WORK TO DO | Please restate the following records word for word.

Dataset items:
------------------------------------------------------------

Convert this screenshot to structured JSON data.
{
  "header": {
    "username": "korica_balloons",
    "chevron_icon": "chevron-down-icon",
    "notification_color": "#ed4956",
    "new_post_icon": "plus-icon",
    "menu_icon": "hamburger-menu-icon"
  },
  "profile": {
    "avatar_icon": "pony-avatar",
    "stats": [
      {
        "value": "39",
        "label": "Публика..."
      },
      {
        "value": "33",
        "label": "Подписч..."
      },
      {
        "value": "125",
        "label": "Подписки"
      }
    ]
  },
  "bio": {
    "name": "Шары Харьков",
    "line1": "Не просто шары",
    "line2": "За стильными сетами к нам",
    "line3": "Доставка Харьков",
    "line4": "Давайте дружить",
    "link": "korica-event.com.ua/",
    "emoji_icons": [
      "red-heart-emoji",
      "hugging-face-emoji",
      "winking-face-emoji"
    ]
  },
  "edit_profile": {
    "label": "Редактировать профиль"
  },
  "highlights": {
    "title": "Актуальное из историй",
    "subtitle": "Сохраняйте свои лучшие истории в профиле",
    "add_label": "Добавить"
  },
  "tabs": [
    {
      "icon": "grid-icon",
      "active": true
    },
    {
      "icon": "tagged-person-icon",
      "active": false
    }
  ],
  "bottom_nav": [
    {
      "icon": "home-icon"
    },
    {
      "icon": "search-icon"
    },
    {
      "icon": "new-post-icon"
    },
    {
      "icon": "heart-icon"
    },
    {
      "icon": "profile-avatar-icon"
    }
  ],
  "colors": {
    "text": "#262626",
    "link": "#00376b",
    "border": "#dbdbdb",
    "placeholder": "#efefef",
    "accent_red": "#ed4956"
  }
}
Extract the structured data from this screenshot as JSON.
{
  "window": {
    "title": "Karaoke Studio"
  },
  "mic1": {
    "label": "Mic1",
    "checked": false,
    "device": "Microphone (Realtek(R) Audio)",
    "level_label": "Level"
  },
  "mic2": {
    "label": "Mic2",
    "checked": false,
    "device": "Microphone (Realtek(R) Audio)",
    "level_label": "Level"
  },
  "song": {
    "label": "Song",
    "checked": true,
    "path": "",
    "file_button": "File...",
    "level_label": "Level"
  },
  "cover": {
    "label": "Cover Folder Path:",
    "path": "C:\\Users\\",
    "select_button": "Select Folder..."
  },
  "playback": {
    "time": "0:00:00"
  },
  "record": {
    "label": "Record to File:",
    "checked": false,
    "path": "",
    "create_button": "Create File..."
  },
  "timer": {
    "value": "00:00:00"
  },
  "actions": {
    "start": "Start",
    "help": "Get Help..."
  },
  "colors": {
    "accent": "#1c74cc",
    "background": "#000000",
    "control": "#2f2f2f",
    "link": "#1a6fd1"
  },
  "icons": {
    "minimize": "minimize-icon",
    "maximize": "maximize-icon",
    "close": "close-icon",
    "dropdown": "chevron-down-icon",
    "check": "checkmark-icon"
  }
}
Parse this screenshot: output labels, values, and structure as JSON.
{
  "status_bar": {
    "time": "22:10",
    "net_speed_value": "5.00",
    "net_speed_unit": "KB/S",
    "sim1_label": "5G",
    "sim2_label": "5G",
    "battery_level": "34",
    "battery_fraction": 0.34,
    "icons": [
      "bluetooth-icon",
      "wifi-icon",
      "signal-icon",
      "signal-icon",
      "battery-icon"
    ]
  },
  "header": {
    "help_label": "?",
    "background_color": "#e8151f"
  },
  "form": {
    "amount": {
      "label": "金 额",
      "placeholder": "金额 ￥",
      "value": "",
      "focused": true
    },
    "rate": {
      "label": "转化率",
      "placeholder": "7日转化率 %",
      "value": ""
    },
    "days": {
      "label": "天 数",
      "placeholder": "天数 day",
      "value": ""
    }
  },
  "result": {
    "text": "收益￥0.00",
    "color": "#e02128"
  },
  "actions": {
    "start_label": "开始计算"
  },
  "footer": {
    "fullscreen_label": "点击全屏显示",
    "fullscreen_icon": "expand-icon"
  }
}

------------------------------------------------------------

ANSWER FOR THIS EXERCISE |
Convert this screenshot to structured JSON data.
{
  "header": {
    "username": "korica_balloons",
    "chevron_icon": "chevron-down-icon",
    "notification_color": "#ed4956",
    "new_post_icon": "plus-icon",
    "menu_icon": "hamburger-menu-icon"
  },
  "profile": {
    "avatar_icon": "pony-avatar",
    "stats": [
      {
        "value": "39",
        "label": "Публика..."
      },
      {
        "value": "33",
        "label": "Подписч..."
      },
      {
        "value": "125",
        "label": "Подписки"
      }
    ]
  },
  "bio": {
    "name": "Шары Харьков",
    "line1": "Не просто шары",
    "line2": "За стильными сетами к нам",
    "line3": "Доставка Харьков",
    "line4": "Давайте дружить",
    "link": "korica-event.com.ua/",
    "emoji_icons": [
      "red-heart-emoji",
      "hugging-face-emoji",
      "winking-face-emoji"
    ]
  },
  "edit_profile": {
    "label": "Редактировать профиль"
  },
  "highlights": {
    "title": "Актуальное из историй",
    "subtitle": "Сохраняйте свои лучшие истории в профиле",
    "add_label": "Добавить"
  },
  "tabs": [
    {
      "icon": "grid-icon",
      "active": true
    },
    {
      "icon": "tagged-person-icon",
      "active": false
    }
  ],
  "bottom_nav": [
    {
      "icon": "home-icon"
    },
    {
      "icon": "search-icon"
    },
    {
      "icon": "new-post-icon"
    },
    {
      "icon": "heart-icon"
    },
    {
      "icon": "profile-avatar-icon"
    }
  ],
  "colors": {
    "text": "#262626",
    "link": "#00376b",
    "border": "#dbdbdb",
    "placeholder": "#efefef",
    "accent_red": "#ed4956"
  }
}
Extract the structured data from this screenshot as JSON.
{
  "window": {
    "title": "Karaoke Studio"
  },
  "mic1": {
    "label": "Mic1",
    "checked": false,
    "device": "Microphone (Realtek(R) Audio)",
    "level_label": "Level"
  },
  "mic2": {
    "label": "Mic2",
    "checked": false,
    "device": "Microphone (Realtek(R) Audio)",
    "level_label": "Level"
  },
  "song": {
    "label": "Song",
    "checked": true,
    "path": "",
    "file_button": "File...",
    "level_label": "Level"
  },
  "cover": {
    "label": "Cover Folder Path:",
    "path": "C:\\Users\\",
    "select_button": "Select Folder..."
  },
  "playback": {
    "time": "0:00:00"
  },
  "record": {
    "label": "Record to File:",
    "checked": false,
    "path": "",
    "create_button": "Create File..."
  },
  "timer": {
    "value": "00:00:00"
  },
  "actions": {
    "start": "Start",
    "help": "Get Help..."
  },
  "colors": {
    "accent": "#1c74cc",
    "background": "#000000",
    "control": "#2f2f2f",
    "link": "#1a6fd1"
  },
  "icons": {
    "minimize": "minimize-icon",
    "maximize": "maximize-icon",
    "close": "close-icon",
    "dropdown": "chevron-down-icon",
    "check": "checkmark-icon"
  }
}
Parse this screenshot: output labels, values, and structure as JSON.
{
  "status_bar": {
    "time": "22:10",
    "net_speed_value": "5.00",
    "net_speed_unit": "KB/S",
    "sim1_label": "5G",
    "sim2_label": "5G",
    "battery_level": "34",
    "battery_fraction": 0.34,
    "icons": [
      "bluetooth-icon",
      "wifi-icon",
      "signal-icon",
      "signal-icon",
      "battery-icon"
    ]
  },
  "header": {
    "help_label": "?",
    "background_color": "#e8151f"
  },
  "form": {
    "amount": {
      "label": "金 额",
      "placeholder": "金额 ￥",
      "value": "",
      "focused": true
    },
    "rate": {
      "label": "转化率",
      "placeholder": "7日转化率 %",
      "value": ""
    },
    "days": {
      "label": "天 数",
      "placeholder": "天数 day",
      "value": ""
    }
  },
  "result": {
    "text": "收益￥0.00",
    "color": "#e02128"
  },
  "actions": {
    "start_label": "开始计算"
  },
  "footer": {
    "fullscreen_label": "点击全屏显示",
    "fullscreen_icon": "expand-icon"
  }
}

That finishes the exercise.